(Rows from a dataset)
* * * * * * *

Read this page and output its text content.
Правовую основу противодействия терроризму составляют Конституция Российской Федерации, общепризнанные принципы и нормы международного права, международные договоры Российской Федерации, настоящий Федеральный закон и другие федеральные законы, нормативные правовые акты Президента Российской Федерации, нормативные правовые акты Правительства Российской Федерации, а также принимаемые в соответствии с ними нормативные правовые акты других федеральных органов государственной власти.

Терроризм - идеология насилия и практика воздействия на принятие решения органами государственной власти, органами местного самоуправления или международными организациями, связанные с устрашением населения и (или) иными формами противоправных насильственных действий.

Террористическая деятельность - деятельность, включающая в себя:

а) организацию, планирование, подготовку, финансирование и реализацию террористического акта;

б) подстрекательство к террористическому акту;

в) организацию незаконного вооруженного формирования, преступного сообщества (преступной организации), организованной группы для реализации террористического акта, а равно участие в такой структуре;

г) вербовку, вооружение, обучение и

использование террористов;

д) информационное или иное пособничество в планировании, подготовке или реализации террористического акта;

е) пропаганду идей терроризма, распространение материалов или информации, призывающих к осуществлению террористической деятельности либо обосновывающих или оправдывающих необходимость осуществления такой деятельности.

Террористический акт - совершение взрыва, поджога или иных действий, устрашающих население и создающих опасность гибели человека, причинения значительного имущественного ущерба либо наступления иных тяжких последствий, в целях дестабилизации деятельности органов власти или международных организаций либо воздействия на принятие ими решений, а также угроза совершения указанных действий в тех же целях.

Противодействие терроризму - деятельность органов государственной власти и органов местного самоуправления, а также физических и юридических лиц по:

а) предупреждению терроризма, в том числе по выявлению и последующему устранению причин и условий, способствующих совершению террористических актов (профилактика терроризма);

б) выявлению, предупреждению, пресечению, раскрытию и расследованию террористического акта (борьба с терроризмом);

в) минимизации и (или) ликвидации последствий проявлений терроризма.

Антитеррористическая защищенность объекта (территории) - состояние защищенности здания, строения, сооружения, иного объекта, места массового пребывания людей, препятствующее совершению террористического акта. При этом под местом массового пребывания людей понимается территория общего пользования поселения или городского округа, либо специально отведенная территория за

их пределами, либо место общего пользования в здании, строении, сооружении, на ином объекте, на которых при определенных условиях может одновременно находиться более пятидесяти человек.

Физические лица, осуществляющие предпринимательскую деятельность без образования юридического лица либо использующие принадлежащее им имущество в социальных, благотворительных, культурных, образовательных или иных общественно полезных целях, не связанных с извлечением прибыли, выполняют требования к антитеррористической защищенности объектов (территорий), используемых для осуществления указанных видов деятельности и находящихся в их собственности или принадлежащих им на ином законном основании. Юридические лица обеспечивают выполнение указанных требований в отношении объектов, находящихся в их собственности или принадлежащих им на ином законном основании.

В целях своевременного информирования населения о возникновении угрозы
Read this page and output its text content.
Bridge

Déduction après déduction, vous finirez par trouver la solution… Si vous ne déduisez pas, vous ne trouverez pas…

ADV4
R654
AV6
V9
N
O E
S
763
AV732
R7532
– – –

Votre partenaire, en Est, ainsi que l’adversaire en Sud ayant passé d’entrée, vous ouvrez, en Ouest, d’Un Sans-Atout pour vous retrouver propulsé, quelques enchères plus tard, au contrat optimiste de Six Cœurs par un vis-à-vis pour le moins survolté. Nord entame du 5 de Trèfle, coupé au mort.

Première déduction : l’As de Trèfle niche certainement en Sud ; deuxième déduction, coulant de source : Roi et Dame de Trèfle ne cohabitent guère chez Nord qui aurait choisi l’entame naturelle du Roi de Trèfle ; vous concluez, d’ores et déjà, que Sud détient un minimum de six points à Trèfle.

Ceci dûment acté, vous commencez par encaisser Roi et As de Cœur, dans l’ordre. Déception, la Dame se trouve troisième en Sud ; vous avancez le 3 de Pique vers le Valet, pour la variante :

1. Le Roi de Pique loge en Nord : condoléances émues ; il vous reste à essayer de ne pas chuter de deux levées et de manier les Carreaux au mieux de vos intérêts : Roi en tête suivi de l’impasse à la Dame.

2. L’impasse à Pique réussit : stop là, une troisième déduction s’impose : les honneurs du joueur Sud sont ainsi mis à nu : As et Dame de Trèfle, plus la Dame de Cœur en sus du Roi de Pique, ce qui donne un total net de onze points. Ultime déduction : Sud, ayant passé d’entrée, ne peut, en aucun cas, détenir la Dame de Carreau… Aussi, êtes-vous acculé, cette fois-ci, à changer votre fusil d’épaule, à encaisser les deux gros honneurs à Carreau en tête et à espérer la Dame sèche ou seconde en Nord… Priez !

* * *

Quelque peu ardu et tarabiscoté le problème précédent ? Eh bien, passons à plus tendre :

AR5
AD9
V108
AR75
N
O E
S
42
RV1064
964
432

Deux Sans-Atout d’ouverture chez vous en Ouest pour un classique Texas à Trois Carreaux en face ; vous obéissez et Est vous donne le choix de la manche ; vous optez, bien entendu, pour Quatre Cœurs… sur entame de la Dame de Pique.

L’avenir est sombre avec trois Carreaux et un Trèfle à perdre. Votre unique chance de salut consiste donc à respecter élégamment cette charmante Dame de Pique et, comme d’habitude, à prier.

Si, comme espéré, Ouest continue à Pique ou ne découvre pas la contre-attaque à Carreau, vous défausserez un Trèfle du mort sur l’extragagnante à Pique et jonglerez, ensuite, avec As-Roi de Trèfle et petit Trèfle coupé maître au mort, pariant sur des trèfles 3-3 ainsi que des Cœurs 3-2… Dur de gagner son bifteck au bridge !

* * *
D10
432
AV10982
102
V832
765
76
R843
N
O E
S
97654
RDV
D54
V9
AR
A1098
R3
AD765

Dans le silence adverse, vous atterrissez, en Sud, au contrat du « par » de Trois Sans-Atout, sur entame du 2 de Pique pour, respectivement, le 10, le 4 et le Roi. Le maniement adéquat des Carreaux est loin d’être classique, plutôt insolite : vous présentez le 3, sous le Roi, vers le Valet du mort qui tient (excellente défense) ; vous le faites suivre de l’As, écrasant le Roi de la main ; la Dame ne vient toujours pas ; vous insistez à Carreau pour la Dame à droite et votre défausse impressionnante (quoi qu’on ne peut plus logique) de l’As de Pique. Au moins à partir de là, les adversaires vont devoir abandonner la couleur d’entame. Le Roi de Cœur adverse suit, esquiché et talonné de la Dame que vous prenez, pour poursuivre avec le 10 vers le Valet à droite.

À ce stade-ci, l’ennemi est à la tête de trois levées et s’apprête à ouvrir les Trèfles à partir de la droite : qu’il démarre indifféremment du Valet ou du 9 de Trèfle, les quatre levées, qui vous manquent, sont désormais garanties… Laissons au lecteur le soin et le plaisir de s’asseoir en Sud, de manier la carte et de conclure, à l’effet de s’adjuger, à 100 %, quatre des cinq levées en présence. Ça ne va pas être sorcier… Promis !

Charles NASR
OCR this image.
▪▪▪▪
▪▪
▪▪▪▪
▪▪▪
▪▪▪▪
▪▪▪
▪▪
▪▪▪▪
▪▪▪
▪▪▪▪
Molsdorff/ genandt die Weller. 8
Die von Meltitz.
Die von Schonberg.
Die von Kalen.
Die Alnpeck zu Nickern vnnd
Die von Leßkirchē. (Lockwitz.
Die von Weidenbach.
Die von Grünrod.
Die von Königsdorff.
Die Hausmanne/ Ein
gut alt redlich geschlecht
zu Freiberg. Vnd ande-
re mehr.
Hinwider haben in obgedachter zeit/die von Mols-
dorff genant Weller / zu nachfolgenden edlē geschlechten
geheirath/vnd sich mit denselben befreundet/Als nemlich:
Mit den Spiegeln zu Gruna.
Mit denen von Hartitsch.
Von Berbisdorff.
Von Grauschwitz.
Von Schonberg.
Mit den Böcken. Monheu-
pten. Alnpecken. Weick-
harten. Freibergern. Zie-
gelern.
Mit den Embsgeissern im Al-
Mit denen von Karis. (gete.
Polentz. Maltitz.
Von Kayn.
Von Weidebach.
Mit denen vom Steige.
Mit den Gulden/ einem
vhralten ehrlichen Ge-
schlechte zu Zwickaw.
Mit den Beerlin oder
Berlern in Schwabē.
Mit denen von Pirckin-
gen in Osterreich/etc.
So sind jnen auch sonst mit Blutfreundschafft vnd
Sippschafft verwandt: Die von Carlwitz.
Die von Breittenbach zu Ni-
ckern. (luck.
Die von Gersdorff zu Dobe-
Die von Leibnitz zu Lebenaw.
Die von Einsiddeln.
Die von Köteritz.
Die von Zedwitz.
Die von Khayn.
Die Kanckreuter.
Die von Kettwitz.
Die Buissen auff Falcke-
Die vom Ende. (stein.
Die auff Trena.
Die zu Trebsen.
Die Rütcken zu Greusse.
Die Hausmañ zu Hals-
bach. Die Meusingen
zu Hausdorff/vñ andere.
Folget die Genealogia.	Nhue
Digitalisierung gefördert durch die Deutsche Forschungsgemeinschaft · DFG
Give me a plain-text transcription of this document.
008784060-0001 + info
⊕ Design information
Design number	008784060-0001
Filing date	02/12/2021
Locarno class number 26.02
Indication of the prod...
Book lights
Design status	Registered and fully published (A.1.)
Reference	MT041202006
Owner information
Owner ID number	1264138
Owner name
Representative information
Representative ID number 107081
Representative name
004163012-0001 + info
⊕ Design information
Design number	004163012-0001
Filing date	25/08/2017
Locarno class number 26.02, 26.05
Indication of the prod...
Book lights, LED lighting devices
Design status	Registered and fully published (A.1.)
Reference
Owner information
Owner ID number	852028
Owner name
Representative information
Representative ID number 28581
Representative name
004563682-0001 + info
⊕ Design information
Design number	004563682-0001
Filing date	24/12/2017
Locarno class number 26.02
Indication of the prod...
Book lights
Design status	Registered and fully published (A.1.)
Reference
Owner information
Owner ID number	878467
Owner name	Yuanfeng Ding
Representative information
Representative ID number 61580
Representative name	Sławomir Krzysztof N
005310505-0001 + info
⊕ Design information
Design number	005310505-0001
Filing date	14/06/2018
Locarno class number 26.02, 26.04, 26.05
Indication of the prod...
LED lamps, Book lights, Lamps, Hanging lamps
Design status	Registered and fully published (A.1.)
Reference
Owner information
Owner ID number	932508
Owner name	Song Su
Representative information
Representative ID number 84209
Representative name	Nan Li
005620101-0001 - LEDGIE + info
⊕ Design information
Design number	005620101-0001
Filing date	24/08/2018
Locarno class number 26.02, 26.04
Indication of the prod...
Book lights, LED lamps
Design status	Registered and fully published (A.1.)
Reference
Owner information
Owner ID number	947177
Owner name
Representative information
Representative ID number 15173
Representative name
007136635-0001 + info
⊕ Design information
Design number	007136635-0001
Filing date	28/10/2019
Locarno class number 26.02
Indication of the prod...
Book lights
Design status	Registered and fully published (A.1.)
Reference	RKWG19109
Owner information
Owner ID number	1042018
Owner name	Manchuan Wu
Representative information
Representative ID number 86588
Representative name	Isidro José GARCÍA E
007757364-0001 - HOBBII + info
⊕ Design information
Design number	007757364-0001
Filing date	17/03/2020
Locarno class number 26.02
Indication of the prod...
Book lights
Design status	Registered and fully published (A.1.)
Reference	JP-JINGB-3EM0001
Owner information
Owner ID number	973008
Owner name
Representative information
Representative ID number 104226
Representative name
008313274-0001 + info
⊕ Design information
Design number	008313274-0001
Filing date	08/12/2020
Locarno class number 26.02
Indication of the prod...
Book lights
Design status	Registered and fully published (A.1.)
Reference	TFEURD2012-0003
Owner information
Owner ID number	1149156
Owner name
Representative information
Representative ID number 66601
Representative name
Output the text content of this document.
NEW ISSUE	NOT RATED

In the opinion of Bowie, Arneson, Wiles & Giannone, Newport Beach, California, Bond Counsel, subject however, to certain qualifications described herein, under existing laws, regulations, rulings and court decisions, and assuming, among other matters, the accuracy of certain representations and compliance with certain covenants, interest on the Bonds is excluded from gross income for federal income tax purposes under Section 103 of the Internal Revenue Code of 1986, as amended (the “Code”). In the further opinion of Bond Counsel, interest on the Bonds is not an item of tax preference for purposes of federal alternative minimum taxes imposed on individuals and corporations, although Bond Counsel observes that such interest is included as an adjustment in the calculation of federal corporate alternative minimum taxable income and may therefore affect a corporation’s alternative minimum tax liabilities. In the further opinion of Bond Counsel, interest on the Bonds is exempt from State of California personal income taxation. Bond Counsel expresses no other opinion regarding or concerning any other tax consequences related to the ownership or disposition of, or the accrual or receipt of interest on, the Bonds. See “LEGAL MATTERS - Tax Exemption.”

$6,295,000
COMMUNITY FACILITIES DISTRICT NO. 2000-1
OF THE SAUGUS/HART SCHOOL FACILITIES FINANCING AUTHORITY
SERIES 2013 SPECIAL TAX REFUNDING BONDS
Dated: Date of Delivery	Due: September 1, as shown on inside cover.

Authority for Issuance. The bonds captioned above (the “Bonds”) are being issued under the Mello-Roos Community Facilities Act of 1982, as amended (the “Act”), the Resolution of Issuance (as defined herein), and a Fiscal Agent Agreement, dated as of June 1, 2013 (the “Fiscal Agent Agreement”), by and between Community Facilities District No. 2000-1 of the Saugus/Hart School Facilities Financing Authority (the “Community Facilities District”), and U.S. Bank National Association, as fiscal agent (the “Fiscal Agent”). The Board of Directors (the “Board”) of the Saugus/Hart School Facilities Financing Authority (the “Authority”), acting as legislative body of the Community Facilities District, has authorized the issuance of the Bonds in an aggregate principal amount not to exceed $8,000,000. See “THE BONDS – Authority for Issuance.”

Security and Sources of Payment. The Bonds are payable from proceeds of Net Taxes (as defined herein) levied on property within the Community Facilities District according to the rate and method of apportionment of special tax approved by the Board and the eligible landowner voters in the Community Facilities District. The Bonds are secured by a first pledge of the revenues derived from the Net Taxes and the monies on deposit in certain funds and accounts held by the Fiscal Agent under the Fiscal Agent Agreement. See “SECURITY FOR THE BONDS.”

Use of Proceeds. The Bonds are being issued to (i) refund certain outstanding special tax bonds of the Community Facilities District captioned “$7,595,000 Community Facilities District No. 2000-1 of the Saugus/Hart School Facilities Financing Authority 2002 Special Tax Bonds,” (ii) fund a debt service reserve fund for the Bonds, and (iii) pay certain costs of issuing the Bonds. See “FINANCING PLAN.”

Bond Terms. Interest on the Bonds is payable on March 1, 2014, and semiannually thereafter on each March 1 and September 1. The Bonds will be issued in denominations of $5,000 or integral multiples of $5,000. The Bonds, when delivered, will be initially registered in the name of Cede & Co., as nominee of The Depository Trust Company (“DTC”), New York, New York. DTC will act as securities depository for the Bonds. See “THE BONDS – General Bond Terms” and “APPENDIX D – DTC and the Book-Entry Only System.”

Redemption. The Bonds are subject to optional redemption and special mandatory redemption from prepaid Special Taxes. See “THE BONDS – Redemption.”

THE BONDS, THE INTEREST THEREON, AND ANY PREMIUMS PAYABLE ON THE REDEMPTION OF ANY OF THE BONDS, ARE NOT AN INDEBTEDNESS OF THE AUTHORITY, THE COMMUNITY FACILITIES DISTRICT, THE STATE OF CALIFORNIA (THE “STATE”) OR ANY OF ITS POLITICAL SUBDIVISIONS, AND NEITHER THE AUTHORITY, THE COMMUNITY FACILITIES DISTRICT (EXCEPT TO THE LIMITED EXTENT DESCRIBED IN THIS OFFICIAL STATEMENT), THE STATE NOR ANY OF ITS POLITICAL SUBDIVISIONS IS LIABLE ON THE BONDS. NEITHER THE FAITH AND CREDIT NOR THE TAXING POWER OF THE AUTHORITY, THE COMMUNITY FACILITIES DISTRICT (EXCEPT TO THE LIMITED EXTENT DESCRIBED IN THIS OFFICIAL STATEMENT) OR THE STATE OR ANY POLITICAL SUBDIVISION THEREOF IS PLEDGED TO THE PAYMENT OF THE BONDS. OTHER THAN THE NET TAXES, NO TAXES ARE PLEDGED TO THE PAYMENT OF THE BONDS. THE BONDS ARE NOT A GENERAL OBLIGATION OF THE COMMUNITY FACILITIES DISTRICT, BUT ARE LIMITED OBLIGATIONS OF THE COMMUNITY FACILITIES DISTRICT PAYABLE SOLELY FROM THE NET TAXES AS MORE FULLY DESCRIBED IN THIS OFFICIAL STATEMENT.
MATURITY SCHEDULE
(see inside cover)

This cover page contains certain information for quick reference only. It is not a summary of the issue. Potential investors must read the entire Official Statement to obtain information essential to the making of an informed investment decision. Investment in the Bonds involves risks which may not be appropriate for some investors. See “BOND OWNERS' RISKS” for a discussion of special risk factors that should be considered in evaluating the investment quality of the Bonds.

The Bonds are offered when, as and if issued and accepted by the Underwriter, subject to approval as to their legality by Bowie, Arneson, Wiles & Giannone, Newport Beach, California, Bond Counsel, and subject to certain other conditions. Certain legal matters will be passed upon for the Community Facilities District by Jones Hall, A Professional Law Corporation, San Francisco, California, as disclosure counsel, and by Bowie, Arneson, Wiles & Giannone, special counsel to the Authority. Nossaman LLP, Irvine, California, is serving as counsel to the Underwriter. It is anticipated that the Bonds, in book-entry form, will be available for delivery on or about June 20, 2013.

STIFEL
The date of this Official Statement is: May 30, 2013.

* * * * * * *

- [What needs to be done]:
In the material above, find the lines that contain "населения" and show them.

- [Task response]:
Терроризм - идеология насилия и практика воздействия на принятие решения органами государственной власти, органами местного самоуправления или международными организациями, связанные с устрашением населения и (или) иными формами противоправных насильственных действий.
В целях своевременного информирования населения о возникновении угрозы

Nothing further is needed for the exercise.